● Record list

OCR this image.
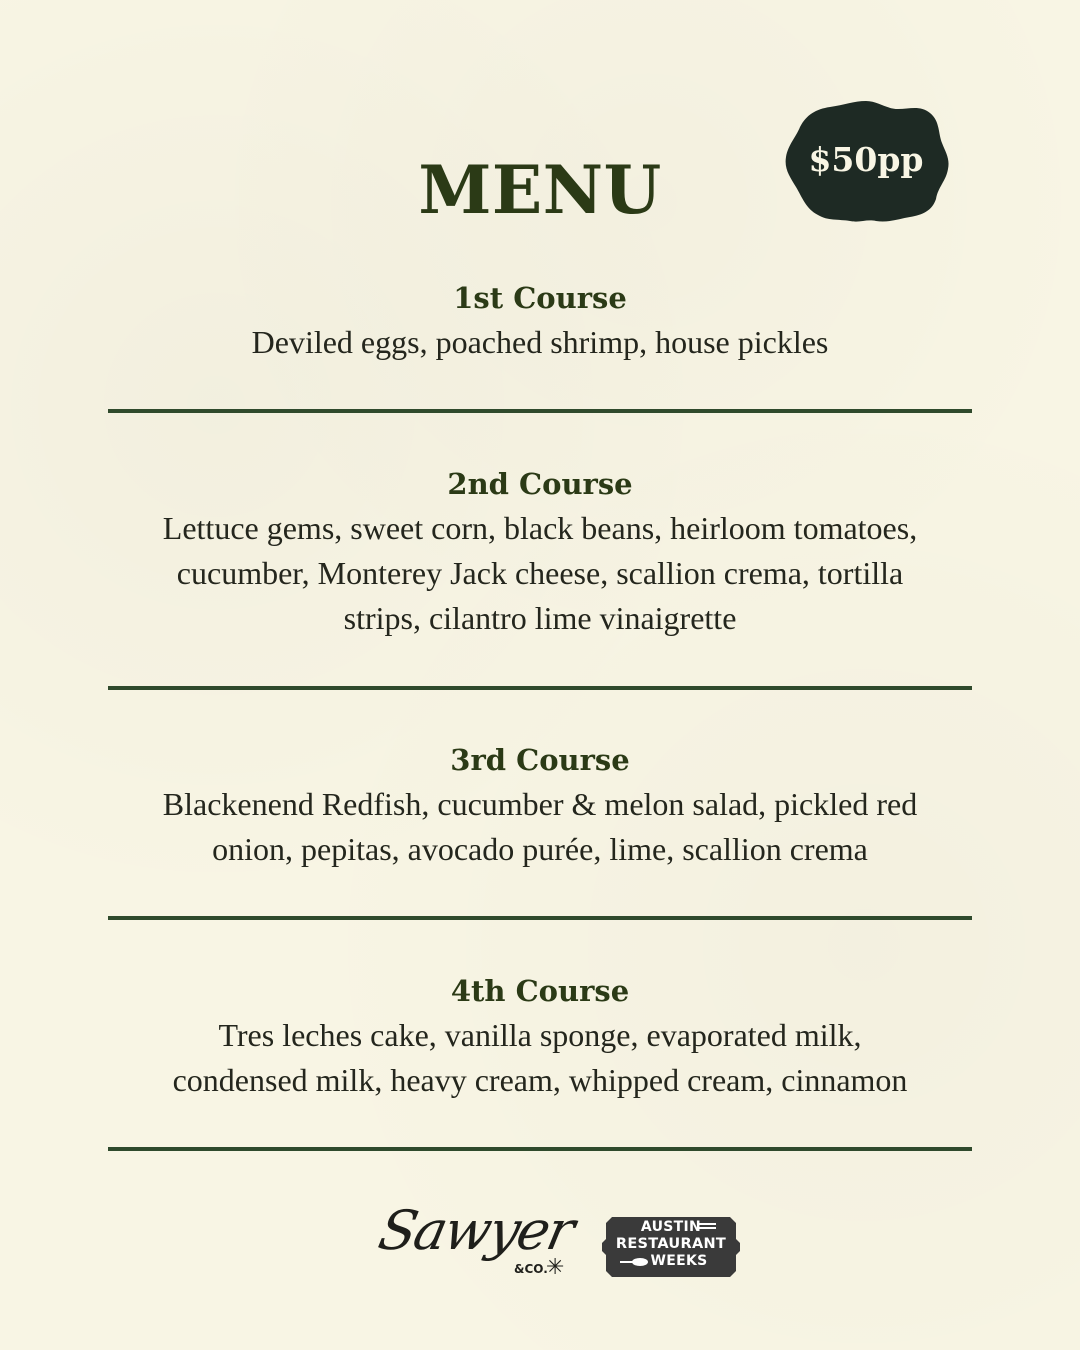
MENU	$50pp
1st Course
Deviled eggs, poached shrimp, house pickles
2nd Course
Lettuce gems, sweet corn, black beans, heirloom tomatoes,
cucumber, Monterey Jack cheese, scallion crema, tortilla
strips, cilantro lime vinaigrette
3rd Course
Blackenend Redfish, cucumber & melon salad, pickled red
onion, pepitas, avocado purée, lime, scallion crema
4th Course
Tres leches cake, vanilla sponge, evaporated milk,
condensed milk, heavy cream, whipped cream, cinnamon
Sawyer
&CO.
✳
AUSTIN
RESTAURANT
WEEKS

* * *

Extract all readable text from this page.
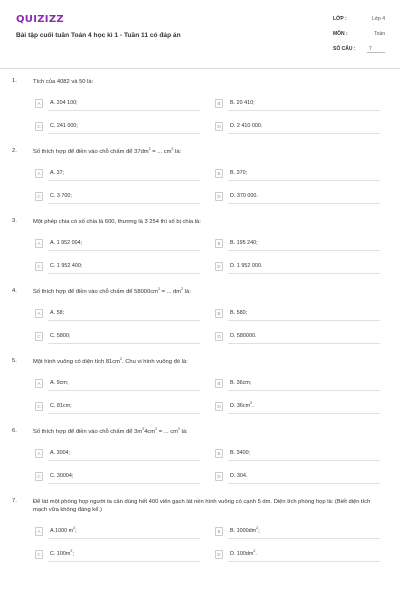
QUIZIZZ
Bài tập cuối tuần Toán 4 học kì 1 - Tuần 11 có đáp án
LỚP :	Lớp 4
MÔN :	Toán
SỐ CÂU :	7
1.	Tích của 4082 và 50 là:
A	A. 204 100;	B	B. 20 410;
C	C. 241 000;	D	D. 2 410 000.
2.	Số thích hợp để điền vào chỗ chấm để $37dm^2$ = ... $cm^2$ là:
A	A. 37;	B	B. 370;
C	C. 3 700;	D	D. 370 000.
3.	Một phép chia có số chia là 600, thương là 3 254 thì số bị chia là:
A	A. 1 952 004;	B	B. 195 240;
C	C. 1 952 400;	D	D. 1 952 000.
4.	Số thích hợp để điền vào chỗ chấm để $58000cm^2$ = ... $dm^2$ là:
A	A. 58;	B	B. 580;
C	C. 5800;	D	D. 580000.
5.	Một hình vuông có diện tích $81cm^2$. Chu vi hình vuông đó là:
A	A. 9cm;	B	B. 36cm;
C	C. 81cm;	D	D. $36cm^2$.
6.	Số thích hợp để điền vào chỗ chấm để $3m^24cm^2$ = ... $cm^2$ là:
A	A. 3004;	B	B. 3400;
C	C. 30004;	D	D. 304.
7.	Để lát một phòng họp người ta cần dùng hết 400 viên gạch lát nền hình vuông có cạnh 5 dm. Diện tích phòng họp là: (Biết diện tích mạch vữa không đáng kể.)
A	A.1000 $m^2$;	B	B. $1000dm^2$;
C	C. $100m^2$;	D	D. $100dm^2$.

● What the task asks
Pick out and copy every line that contains the word "lime".

● Result of the exercise
strips, cilantro lime vinaigrette
onion, pepitas, avocado purée, lime, scallion crema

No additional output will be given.